**Data section**

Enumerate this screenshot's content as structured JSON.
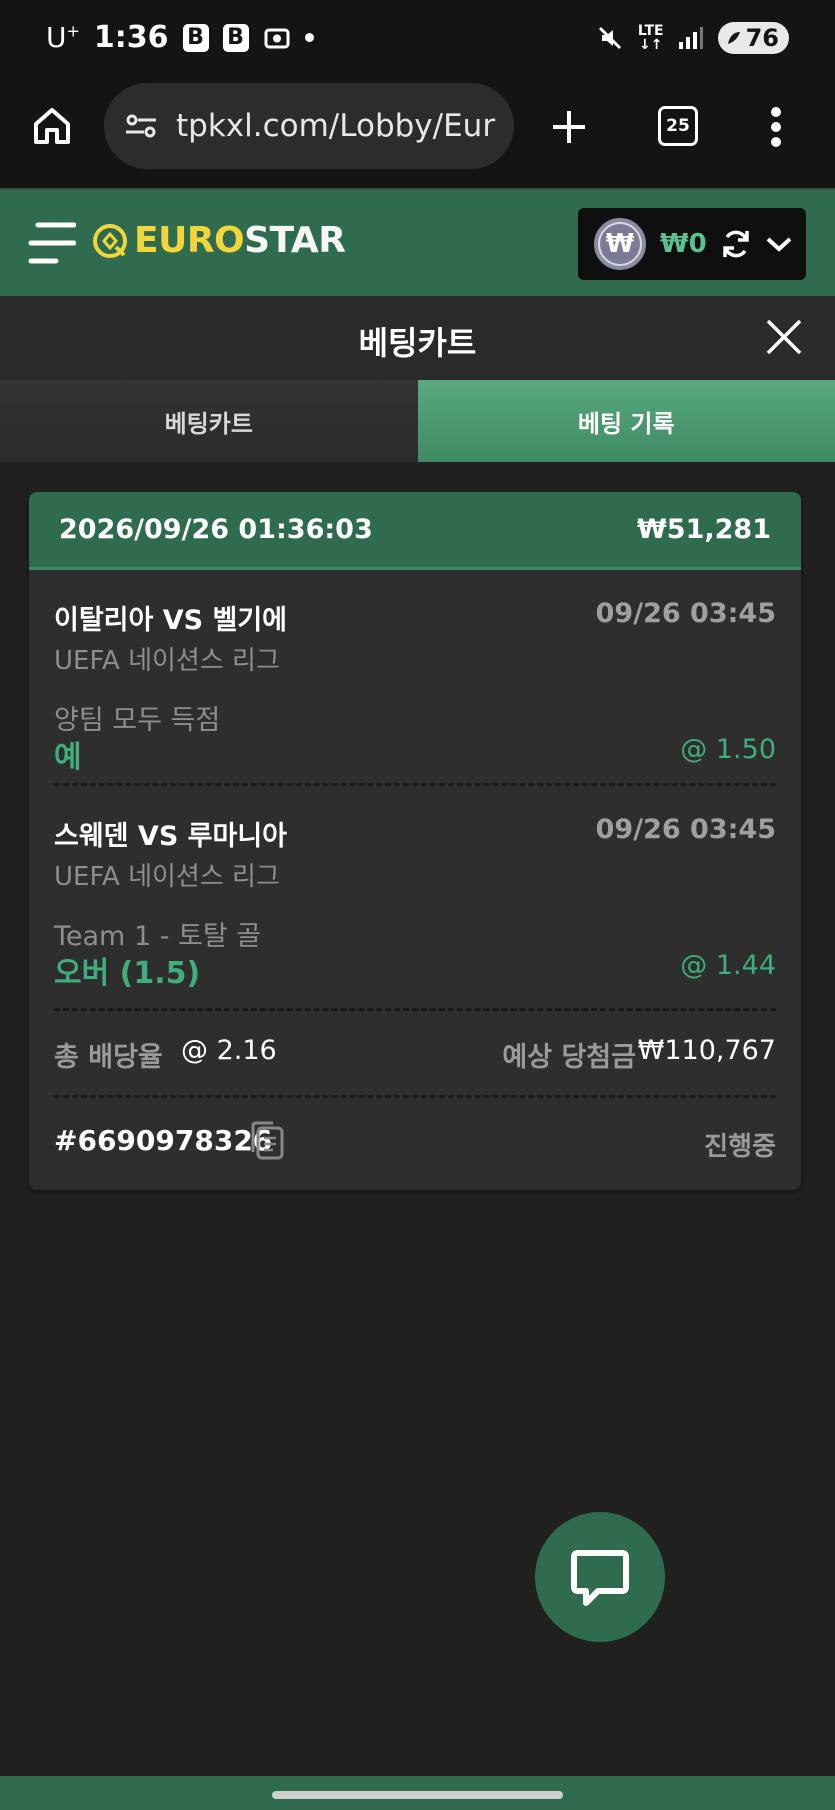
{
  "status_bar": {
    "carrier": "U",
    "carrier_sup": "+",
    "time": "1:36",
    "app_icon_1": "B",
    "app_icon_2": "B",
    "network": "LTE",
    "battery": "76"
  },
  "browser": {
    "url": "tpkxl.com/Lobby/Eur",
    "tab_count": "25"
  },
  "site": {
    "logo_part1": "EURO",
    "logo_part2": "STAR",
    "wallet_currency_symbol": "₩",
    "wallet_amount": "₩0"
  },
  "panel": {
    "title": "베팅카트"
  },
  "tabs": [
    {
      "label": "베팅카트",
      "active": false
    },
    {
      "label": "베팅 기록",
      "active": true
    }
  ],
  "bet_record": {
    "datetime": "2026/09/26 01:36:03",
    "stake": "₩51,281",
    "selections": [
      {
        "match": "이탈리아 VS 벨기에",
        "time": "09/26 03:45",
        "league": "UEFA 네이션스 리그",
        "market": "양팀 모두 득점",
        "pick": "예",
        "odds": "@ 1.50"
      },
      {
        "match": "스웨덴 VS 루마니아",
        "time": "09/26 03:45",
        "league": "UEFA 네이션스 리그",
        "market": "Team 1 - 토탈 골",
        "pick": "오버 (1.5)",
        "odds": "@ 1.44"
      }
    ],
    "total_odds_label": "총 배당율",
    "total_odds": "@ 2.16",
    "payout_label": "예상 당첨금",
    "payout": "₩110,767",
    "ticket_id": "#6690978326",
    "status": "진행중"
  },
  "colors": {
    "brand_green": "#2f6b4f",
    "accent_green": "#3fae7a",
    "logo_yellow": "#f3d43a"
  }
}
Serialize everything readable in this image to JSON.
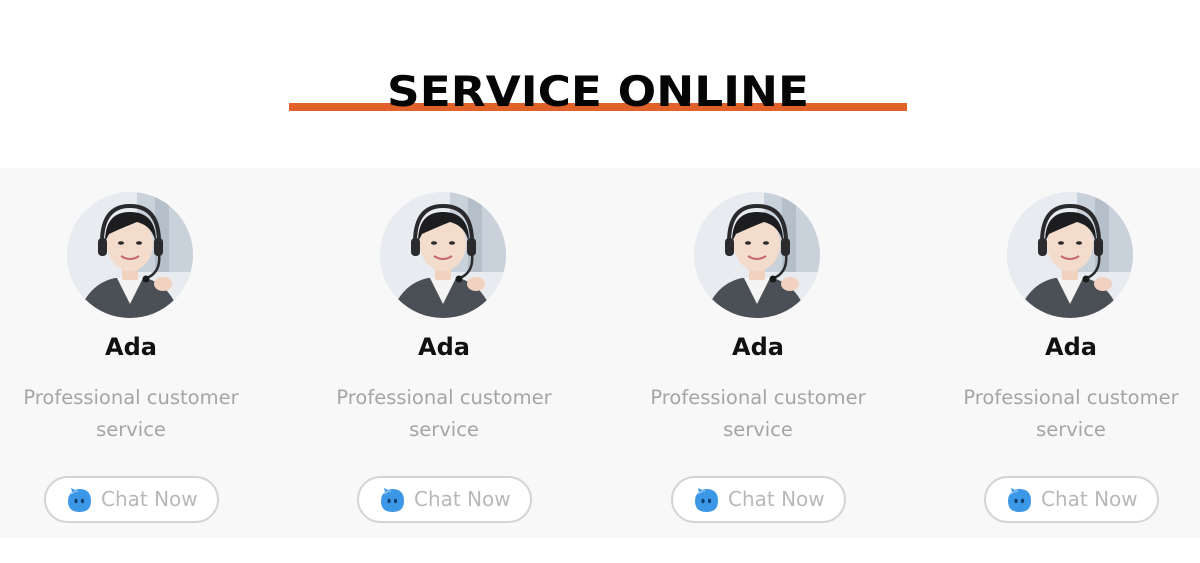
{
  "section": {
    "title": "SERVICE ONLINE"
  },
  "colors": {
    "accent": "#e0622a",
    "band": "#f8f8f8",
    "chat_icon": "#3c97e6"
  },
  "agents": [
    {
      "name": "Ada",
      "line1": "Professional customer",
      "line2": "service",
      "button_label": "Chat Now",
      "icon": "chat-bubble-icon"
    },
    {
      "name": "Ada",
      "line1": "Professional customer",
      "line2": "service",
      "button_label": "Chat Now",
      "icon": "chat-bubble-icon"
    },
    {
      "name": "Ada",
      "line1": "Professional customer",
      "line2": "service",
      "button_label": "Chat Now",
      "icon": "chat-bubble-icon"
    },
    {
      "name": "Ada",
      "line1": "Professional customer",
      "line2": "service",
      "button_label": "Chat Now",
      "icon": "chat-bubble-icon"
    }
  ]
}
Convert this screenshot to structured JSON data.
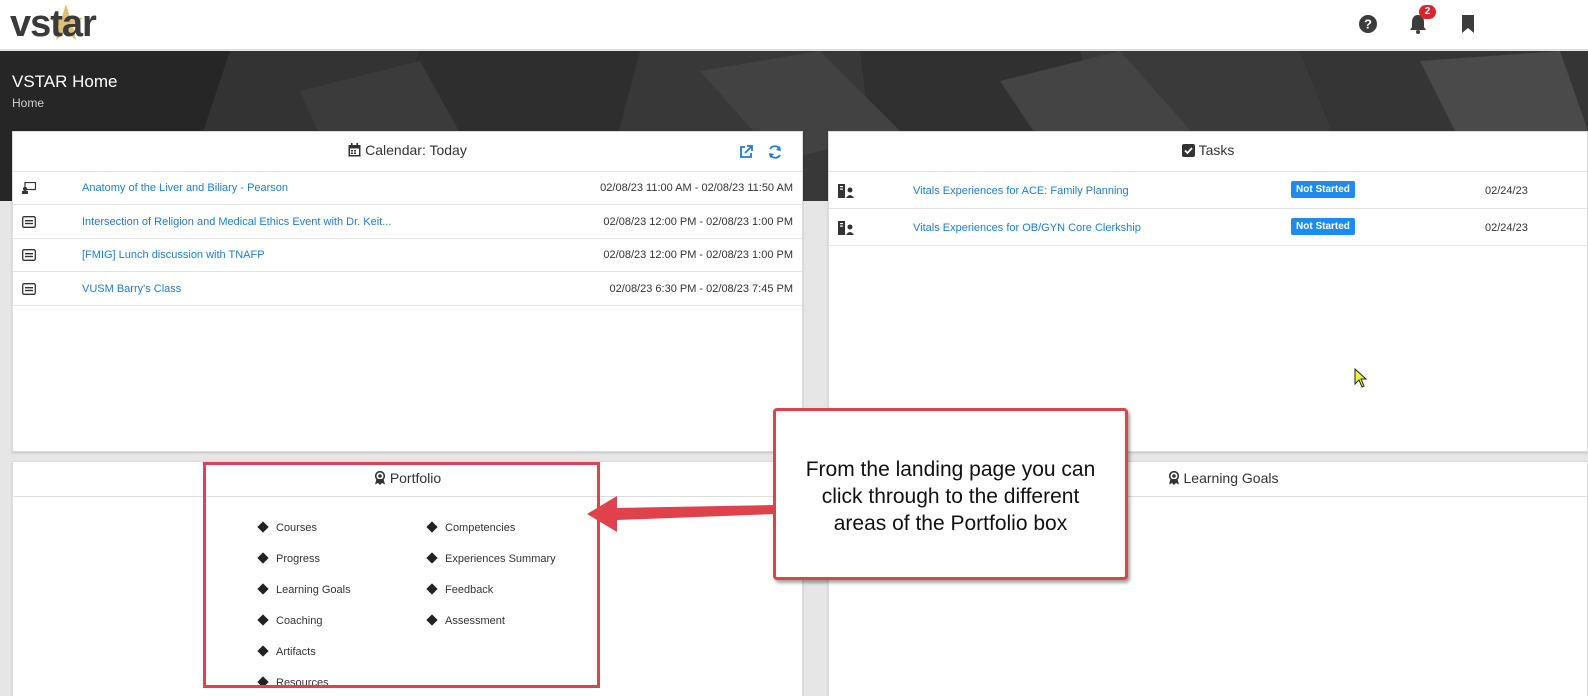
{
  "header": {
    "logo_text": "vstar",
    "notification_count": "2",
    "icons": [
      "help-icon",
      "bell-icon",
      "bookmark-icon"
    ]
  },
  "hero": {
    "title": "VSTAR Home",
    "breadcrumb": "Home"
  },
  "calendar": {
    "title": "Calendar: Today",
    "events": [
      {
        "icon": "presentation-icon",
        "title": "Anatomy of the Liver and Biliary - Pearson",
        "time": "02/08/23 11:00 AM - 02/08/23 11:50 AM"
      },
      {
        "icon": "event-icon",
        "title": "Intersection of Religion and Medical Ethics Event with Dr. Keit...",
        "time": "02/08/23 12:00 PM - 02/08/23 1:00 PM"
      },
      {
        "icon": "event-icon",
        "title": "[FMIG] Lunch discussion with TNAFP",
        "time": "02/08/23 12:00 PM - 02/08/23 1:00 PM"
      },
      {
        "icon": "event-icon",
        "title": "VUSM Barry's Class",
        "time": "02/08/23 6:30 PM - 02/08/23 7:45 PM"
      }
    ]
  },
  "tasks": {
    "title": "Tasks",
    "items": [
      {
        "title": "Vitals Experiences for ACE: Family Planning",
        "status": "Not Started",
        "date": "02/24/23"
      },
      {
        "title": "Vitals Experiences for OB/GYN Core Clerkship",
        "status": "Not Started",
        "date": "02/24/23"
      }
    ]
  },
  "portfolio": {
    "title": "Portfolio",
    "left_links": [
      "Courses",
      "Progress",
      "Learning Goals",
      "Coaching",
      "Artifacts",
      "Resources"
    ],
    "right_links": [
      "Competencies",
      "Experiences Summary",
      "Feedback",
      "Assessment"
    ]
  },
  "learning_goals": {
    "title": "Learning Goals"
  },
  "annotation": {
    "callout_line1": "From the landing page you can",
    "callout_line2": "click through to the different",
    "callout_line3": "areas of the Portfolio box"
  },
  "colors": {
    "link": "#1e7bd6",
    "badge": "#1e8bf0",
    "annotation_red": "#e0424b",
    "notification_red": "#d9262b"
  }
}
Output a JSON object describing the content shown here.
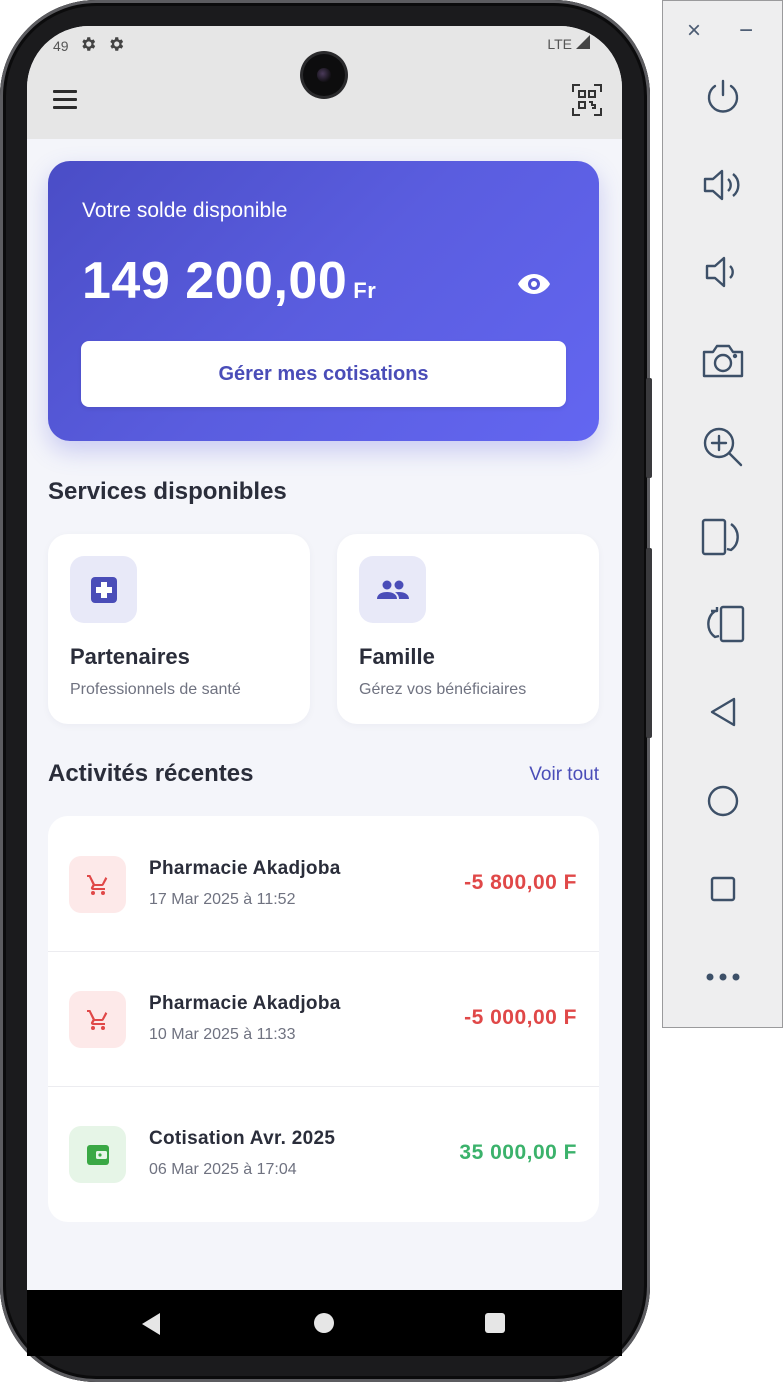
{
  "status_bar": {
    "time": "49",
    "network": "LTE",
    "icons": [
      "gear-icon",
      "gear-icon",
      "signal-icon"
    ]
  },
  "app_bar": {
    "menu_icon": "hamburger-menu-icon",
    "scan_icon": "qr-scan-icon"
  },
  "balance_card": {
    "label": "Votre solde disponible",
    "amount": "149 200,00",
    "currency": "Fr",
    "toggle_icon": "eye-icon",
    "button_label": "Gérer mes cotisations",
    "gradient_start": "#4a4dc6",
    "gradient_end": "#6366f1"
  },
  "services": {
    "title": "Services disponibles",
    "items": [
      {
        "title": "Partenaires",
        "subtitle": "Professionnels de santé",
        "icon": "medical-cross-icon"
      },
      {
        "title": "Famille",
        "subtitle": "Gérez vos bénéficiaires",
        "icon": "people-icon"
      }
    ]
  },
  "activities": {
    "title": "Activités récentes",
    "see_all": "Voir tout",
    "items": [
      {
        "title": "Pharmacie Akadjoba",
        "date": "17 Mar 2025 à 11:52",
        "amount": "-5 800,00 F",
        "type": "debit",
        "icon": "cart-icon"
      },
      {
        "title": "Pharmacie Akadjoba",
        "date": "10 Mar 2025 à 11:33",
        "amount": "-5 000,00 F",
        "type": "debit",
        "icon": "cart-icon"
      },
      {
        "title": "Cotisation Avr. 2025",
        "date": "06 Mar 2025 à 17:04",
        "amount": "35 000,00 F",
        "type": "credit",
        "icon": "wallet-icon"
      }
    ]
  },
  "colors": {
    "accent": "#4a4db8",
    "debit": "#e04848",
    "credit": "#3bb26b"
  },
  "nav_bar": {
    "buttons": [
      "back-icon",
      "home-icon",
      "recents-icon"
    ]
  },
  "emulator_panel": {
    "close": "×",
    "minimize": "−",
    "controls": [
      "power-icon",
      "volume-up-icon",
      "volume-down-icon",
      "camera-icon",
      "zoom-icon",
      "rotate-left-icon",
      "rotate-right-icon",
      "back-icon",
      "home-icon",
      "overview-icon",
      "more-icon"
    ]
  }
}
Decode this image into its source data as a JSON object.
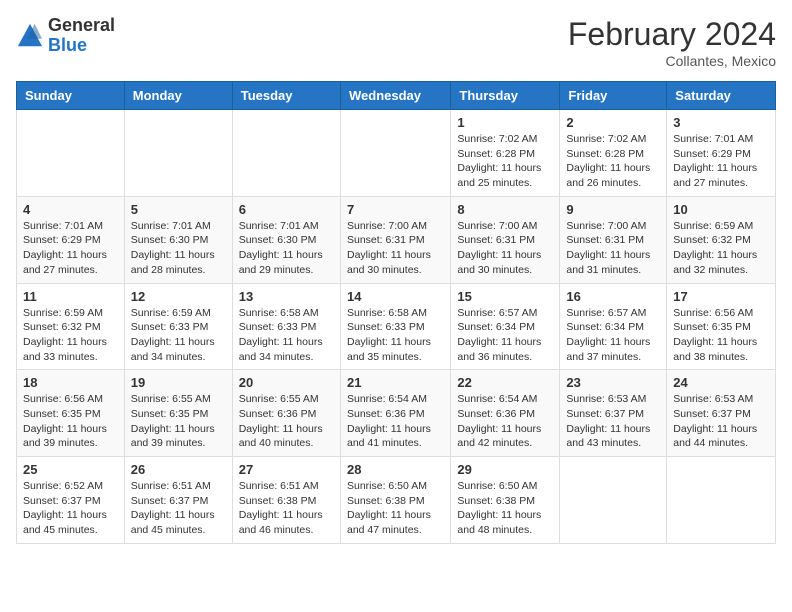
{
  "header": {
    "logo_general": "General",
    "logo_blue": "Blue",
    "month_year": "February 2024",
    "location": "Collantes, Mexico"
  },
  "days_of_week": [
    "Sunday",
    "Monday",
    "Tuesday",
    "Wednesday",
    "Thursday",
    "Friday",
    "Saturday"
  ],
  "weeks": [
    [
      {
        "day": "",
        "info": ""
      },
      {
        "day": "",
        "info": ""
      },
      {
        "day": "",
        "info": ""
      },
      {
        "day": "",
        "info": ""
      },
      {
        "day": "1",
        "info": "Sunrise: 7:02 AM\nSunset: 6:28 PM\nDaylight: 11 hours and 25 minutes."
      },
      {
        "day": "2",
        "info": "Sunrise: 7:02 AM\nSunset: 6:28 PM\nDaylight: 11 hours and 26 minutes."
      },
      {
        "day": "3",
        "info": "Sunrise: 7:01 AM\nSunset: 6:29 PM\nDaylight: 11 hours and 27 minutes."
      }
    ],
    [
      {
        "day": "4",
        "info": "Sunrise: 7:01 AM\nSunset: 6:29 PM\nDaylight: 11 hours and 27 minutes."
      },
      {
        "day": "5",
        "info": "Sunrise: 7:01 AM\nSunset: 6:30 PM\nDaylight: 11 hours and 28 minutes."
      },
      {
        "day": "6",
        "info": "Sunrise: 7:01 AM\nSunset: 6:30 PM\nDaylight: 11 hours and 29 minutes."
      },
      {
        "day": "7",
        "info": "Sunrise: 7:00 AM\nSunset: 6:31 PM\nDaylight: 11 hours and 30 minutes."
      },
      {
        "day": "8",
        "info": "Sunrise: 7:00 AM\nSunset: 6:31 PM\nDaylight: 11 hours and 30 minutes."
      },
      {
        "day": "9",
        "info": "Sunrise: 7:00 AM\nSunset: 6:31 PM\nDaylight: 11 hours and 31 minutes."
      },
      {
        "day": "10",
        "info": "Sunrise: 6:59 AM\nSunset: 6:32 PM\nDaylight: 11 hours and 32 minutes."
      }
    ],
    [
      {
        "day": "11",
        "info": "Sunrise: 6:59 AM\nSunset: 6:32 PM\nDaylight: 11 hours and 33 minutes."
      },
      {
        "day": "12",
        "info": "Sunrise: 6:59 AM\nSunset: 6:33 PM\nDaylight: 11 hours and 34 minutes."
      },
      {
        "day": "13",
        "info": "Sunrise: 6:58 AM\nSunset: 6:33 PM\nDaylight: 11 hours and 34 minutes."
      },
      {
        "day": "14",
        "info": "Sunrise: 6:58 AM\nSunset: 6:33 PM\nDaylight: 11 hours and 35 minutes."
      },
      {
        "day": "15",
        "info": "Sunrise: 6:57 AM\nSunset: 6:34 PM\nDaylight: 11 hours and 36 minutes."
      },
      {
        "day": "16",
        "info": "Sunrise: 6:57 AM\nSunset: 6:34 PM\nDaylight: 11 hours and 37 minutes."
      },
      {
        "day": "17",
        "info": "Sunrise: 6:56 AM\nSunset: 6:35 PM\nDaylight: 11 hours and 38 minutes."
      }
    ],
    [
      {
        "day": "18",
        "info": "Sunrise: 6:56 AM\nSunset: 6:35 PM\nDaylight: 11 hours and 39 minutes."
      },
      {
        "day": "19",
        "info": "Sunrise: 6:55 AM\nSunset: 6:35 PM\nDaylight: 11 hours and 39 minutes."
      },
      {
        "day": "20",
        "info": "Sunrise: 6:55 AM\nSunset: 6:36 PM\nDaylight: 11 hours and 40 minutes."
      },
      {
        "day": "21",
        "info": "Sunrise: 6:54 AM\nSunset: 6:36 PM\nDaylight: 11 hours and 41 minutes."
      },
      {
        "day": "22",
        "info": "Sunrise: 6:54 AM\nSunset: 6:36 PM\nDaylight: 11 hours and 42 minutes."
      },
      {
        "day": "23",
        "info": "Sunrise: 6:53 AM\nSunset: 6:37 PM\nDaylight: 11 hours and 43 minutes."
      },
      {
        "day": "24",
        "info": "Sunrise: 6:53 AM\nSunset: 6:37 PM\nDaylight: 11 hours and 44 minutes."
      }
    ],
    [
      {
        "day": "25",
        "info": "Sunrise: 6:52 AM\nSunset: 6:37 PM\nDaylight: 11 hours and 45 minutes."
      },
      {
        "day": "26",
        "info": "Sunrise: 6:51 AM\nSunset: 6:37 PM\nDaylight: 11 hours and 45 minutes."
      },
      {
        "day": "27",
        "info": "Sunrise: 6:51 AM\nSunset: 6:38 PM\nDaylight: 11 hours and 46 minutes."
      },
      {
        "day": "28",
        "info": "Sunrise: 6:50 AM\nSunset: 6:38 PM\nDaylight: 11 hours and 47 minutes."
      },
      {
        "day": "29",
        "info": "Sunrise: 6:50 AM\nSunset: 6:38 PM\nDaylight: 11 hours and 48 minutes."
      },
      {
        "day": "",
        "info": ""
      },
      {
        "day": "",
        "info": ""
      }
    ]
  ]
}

**Direction**
Show all lines from the records above where the word "JSON" occurs.

**Output**
Enumerate this screenshot's content as structured JSON.
Serialize everything readable in this image to JSON.
Convert this screenshot to structured JSON data.
Output a JSON object describing the content shown here.
Decode this image into its source data as a JSON object.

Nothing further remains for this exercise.